▶ Task description: From the listing below, copy every line with the word "Agregar".

>> start Source data

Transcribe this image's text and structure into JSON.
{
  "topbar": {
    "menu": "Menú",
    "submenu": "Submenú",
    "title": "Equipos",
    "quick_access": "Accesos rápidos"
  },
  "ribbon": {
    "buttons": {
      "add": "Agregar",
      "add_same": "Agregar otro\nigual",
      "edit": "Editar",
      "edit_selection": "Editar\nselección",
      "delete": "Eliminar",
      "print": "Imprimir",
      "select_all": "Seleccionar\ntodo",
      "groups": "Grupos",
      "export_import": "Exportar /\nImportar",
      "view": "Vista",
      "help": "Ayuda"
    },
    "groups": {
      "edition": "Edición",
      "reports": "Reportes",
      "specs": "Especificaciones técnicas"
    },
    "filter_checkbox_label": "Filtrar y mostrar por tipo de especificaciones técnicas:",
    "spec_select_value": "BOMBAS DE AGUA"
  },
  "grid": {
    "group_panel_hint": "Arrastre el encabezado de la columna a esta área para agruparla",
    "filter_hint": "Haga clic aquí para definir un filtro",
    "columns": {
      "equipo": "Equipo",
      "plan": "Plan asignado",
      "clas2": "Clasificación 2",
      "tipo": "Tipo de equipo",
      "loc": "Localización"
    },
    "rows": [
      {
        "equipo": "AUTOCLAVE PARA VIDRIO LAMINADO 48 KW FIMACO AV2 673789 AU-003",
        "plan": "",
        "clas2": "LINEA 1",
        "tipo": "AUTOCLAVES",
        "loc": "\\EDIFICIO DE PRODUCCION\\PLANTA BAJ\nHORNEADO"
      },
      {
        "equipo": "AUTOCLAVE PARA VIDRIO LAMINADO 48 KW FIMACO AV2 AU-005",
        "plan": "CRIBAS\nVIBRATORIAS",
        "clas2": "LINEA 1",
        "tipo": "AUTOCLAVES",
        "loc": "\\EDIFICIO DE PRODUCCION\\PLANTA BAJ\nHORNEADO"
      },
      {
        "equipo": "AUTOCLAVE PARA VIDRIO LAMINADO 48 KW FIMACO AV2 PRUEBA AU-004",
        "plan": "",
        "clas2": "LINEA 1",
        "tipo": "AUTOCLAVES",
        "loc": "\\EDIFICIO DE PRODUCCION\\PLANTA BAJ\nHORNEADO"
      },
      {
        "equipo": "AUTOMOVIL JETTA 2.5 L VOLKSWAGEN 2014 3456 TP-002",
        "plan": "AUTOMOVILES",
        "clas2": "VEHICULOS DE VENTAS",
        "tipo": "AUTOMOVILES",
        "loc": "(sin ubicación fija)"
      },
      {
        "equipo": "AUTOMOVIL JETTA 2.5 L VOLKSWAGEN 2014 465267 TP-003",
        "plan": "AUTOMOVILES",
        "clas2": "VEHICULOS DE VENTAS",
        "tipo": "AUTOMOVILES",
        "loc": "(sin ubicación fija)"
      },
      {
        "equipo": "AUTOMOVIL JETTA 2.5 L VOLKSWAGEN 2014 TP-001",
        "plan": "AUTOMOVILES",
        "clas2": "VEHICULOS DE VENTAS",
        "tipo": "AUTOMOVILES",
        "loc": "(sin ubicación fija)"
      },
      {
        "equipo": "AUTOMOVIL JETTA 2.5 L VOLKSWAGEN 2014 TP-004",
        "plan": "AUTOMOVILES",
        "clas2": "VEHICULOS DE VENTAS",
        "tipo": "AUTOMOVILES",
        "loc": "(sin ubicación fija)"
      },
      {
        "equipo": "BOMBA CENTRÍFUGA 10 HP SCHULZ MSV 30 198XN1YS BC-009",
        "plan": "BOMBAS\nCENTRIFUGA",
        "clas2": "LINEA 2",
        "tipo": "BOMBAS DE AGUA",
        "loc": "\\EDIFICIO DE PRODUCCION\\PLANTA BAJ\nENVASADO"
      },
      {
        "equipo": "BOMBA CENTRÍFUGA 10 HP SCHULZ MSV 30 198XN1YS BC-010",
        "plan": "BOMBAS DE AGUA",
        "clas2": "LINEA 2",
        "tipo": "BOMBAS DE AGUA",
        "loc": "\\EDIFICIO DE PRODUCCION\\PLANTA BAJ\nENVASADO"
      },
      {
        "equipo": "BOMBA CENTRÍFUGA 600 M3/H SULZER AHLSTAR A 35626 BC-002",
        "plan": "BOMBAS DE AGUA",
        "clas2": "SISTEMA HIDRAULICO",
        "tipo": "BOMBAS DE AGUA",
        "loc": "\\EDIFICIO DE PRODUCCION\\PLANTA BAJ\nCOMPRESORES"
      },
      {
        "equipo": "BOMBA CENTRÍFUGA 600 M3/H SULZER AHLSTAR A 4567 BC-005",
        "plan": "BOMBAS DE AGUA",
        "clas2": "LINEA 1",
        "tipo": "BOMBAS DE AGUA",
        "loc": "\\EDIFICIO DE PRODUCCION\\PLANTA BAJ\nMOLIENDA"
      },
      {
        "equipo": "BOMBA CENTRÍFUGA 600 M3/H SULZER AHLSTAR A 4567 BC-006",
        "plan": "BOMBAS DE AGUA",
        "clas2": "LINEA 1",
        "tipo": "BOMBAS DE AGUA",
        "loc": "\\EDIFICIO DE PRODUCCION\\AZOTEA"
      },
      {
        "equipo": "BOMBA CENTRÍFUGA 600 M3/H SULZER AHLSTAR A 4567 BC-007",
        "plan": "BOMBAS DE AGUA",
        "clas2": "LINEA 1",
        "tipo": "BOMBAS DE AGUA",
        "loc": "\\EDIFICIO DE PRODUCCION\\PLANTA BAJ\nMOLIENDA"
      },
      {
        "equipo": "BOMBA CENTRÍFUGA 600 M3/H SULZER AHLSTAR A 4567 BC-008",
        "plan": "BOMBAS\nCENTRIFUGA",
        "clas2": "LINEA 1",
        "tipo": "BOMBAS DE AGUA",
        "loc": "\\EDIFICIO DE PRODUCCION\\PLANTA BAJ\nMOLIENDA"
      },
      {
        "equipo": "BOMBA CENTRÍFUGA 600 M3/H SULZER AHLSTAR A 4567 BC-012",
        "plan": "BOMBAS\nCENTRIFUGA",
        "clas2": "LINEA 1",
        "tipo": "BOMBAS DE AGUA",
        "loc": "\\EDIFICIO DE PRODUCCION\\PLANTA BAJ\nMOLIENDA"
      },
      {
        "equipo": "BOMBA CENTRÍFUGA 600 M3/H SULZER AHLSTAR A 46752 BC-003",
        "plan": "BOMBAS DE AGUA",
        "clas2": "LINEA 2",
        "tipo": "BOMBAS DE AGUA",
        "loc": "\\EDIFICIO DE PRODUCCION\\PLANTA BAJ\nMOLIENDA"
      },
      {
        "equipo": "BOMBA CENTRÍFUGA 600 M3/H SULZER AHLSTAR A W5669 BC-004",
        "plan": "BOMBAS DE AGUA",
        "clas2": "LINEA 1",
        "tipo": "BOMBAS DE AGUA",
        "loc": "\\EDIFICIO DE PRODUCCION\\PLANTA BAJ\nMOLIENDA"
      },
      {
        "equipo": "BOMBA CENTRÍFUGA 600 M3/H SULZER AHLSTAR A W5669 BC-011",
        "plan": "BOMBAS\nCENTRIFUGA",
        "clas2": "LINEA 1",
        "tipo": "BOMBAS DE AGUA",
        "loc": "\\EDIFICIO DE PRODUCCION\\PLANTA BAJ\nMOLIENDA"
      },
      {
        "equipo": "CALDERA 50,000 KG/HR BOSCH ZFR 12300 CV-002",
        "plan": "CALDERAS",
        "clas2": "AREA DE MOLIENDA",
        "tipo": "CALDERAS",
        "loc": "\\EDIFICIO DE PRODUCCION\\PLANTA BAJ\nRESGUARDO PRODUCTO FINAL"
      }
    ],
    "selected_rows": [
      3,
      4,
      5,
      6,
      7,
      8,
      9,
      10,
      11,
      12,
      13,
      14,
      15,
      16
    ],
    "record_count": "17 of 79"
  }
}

>> end Source data

▶ Written answer:
      "add": "Agregar",
      "add_same": "Agregar otro\nigual",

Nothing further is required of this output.